• Kutipan:
Juga tsaqafah Islam yang digali dari Al-Qur’an dan As-sunah sebagai petunjuk bagi kehidupan manusia, baik dalam lingkup individu ataupun masyarakat. Agar mampu membentuk anak didiknya menjadi generasi cemerlang yang memiliki kepribadian dan kemampuan sebagai pemimpin.
Disamping penerapan mengupayakan beberapa institusi pendidikan islam bagi anak yang akan saling bersinergi. Diantaranya:
Pertama, Keluarga yang merupakan lingkungan pertama bagi anak-anak dalam mendapatkan pendidikan dan penanaman akidah yang kokoh. Islam telah memerintahkan para orang tua untuk mendidik anak mereka dengan ketakwaan dan ketaatan.
Akidahnya harus dikokohkan sejak usia dini. karena posisi akidah Islam ibarat akar dari sebuah pohon atau pondasi dari sebuah bangunan. Kuat lemahnya akar akan sangat berpengaruh pada kuat lemahnya pohon dan bangunan di atasnya.

• Entri Data:
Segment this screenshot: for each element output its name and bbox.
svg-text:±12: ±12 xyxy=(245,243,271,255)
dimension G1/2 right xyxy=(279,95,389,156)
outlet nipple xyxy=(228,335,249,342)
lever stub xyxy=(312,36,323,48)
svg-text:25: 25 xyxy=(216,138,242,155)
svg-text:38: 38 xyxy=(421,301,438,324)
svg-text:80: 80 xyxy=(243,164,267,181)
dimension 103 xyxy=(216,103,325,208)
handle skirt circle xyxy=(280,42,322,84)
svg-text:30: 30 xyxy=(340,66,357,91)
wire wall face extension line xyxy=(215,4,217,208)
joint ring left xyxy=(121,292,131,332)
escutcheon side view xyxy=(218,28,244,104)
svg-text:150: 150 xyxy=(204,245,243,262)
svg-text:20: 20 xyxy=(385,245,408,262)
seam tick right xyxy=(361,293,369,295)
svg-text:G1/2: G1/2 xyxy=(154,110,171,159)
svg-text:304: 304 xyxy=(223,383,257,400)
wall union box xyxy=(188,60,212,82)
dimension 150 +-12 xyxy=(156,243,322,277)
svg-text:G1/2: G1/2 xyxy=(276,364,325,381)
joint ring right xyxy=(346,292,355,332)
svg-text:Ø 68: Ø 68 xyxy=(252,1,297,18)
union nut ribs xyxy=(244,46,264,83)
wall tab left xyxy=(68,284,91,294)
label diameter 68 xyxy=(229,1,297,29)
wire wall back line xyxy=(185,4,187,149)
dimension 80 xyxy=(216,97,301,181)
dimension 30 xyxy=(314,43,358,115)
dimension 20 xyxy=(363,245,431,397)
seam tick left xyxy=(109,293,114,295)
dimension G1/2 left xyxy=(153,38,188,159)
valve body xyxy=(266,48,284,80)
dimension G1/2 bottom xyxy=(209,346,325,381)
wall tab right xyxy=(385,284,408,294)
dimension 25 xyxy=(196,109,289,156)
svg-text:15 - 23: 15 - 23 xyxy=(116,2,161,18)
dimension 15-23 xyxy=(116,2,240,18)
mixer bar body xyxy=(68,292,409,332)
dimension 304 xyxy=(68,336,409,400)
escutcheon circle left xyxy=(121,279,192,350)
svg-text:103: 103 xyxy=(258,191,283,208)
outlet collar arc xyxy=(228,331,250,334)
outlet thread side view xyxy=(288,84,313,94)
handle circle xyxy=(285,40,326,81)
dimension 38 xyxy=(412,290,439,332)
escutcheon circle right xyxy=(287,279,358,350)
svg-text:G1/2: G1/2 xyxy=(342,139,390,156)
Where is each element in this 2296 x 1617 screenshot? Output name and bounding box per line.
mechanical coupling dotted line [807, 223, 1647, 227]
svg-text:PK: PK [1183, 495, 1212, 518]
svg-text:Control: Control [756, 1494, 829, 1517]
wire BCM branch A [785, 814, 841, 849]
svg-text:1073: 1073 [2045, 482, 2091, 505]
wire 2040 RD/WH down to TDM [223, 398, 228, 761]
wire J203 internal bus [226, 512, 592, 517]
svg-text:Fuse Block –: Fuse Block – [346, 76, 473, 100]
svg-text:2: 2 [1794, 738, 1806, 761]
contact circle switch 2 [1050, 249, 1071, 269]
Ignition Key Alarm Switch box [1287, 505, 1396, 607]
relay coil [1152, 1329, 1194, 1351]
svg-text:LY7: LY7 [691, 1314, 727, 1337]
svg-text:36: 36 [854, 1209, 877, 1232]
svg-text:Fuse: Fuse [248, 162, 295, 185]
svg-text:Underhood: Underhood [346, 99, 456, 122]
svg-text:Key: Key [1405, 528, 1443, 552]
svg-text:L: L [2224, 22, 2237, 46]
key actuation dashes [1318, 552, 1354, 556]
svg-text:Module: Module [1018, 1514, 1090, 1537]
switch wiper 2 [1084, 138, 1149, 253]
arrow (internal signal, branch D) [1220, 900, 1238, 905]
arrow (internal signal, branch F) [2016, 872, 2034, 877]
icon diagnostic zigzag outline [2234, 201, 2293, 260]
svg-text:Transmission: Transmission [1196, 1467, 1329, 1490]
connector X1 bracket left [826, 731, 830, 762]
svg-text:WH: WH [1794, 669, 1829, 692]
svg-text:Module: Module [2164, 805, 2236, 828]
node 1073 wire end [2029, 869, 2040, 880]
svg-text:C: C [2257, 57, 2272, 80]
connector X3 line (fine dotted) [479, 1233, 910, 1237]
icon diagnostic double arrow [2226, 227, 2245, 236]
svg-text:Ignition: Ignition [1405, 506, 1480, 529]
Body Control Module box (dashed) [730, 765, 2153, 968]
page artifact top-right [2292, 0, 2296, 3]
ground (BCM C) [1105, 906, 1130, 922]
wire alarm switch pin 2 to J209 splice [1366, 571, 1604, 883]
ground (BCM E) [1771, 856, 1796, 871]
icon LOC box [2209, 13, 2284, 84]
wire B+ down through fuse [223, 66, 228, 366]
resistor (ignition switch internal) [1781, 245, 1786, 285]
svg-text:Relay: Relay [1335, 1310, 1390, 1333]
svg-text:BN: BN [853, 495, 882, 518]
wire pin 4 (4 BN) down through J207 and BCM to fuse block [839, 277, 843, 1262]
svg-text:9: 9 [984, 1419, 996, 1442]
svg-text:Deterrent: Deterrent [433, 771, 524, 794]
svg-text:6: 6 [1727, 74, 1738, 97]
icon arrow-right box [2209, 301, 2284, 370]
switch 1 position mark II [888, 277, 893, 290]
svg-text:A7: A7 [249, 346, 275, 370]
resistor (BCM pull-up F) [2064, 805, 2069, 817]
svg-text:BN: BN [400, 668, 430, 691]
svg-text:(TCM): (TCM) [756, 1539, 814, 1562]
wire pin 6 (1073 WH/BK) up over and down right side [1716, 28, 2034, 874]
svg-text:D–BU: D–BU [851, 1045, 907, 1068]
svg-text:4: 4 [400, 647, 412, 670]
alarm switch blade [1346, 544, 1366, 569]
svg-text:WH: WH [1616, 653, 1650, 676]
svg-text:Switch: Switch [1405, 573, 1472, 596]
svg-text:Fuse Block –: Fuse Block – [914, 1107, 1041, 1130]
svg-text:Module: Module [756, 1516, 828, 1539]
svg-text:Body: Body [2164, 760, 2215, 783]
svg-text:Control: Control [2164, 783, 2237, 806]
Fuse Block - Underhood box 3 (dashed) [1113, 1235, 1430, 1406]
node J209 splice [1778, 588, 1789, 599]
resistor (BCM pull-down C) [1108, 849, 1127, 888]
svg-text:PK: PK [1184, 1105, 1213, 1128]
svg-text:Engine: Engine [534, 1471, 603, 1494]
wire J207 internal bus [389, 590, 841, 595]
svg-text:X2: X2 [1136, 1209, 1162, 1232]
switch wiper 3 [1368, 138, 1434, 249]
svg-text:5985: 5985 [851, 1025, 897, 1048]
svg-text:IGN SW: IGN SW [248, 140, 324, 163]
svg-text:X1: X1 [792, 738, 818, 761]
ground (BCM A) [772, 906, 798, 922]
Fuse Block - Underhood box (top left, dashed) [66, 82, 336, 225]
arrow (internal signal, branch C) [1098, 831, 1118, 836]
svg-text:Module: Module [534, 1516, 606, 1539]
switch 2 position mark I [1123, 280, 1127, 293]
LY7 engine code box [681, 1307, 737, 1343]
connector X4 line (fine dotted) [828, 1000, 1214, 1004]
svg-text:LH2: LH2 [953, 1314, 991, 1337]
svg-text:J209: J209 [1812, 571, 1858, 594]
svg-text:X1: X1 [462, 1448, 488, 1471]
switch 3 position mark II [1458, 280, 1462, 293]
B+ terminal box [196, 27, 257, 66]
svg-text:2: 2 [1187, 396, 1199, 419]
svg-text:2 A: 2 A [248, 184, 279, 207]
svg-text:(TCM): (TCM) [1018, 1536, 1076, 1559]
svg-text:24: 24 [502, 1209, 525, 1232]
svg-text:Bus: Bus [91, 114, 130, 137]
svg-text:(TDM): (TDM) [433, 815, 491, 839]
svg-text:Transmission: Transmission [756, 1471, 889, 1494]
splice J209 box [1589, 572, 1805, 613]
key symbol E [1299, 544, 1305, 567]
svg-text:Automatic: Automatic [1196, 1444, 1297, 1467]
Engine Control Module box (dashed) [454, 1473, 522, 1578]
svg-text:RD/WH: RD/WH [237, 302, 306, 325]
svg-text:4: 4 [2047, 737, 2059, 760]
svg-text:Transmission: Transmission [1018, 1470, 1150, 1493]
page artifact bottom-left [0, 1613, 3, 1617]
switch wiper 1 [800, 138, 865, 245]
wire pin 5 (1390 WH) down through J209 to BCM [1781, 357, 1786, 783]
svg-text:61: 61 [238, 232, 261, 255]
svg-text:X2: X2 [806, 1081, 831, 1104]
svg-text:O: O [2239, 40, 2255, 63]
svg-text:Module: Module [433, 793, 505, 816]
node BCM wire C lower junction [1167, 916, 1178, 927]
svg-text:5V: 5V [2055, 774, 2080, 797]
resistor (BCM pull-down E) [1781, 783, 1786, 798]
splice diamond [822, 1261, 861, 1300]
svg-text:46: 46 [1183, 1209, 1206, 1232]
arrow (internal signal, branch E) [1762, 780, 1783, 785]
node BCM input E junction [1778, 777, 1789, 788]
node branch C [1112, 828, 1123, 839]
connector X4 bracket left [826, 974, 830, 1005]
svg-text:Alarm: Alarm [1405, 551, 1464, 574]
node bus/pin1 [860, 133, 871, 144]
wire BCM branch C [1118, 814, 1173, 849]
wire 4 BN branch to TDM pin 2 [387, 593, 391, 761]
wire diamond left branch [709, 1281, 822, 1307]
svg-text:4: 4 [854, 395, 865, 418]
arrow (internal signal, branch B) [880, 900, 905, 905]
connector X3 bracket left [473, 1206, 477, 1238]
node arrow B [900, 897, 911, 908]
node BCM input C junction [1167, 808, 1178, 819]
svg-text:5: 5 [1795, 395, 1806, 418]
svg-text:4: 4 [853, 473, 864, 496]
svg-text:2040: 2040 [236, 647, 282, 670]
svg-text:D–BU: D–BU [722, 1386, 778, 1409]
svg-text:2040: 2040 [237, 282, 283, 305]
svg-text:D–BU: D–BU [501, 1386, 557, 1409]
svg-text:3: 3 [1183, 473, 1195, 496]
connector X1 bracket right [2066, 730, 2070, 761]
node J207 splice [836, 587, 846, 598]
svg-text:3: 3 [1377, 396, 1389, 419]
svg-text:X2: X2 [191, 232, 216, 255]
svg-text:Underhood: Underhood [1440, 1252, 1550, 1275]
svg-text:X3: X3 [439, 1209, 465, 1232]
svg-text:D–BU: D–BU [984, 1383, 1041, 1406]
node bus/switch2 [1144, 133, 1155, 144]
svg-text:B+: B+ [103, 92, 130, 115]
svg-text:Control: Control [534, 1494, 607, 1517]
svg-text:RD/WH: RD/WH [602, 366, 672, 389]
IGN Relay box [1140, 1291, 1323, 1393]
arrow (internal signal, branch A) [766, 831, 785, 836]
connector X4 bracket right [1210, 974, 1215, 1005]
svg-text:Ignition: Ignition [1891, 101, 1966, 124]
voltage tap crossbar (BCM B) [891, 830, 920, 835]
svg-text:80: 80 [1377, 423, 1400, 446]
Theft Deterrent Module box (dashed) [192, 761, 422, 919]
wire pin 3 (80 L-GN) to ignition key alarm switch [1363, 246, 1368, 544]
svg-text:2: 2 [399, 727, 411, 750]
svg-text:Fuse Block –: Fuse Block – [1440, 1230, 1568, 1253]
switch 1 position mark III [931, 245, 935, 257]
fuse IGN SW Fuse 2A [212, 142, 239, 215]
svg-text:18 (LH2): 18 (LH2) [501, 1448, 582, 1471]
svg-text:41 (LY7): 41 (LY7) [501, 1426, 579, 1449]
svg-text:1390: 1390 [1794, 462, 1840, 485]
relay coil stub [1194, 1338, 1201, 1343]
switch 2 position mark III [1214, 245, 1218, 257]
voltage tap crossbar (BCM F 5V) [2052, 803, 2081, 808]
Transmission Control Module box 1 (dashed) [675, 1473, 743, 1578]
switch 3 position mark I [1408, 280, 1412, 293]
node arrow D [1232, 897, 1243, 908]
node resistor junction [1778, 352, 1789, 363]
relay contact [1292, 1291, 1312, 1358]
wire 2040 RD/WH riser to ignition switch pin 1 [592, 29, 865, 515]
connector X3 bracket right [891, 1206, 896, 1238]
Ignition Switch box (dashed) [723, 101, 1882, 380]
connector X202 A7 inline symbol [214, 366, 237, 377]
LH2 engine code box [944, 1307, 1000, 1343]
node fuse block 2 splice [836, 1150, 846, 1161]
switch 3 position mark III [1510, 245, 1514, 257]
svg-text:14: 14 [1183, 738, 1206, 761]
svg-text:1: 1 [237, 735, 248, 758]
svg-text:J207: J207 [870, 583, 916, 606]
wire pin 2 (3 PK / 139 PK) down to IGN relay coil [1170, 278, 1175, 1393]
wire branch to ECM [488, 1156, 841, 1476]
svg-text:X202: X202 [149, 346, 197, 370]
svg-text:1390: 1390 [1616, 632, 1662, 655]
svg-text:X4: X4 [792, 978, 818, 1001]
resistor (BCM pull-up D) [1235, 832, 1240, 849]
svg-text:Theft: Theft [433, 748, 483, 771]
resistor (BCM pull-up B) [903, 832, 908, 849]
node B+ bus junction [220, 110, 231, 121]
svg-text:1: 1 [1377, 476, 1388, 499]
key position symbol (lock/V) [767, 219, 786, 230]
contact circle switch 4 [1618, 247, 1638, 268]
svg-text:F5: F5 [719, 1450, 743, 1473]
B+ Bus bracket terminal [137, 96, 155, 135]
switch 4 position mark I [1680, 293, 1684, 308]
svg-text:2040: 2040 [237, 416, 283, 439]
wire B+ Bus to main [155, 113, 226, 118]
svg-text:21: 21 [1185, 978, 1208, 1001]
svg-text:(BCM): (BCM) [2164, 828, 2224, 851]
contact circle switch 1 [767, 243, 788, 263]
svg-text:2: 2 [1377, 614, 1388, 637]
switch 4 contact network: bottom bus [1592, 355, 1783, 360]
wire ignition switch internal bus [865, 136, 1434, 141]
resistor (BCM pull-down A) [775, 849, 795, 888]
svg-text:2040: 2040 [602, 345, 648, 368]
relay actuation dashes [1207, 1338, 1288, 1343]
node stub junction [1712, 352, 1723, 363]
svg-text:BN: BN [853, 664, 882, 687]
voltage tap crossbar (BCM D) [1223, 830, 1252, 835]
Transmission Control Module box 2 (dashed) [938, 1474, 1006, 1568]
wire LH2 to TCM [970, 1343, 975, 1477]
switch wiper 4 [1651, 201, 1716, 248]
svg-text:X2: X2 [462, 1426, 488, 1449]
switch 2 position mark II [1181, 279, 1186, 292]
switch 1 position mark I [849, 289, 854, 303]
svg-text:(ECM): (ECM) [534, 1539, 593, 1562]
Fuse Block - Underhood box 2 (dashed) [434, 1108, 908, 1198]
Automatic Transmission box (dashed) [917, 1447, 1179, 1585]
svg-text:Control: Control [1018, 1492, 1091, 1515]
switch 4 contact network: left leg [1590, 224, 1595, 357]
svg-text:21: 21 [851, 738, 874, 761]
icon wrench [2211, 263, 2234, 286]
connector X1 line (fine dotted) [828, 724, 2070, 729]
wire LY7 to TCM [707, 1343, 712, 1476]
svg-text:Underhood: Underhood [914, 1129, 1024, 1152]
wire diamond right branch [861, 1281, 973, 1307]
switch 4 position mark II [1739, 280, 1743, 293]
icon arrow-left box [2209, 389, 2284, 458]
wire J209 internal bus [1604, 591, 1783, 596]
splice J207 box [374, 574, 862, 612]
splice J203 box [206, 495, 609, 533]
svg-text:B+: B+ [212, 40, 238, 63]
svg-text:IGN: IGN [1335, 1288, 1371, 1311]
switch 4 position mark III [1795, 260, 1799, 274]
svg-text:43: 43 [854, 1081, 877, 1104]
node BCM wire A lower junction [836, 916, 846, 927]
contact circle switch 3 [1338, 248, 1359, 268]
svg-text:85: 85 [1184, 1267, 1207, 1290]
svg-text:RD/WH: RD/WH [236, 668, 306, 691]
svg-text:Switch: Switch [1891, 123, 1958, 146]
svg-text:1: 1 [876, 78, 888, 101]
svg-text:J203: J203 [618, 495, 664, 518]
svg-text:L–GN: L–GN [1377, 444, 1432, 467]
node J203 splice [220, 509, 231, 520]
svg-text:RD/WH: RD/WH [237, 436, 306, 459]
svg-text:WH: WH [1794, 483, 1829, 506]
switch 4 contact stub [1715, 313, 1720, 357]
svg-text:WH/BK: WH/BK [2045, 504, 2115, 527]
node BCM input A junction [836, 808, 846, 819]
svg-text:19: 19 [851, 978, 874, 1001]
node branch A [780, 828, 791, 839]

• Petunjuk Latihan:
[1] Dalam kutipan tentang pendidikan Islam, kalimat yang diawali "karena posisi akidah Islam" beserta kalimat sesudahnya menggunakan sejumlah benda sebagai perumpamaan. Sebutkan semua benda tersebut.
[2] Teruskan kutipan tentang pendidikan Islam mulai setelah kalimat terakhirnya.
Entri data tersebut merupakan bahan tersendiri yang terpisah dari kutipan.

• Jawaban Latihan:
[1] akar, pohon, pondasi, bangunan

[2]
Ketika akidahnya benar, maka mereka akan memahami bahwa ia hamba dari penciptanya, sehingga mereka harus menjalani kehidupan ini dalam rangka beribadah kepada-Nya.
Kedua, individu yakni remaja itu sendiri, juga harus punya kesadaran untuk terikat pada syariat islam sebagai konsekuensi iman mereka, agar saat menjalani kehidupan ini semata-mata mereka sadar dan takut akan azab-Nya.
Ketiga, masyarakat/ lingkungan juga harus kondusif untuk tumbuh kembang kepribadian saleh dan shalehah anak-anak. Jika, lingkungan yang kondusif terbentuk dalam masyarakat juga akan baik bagi keberlangsungan kehidupan anak.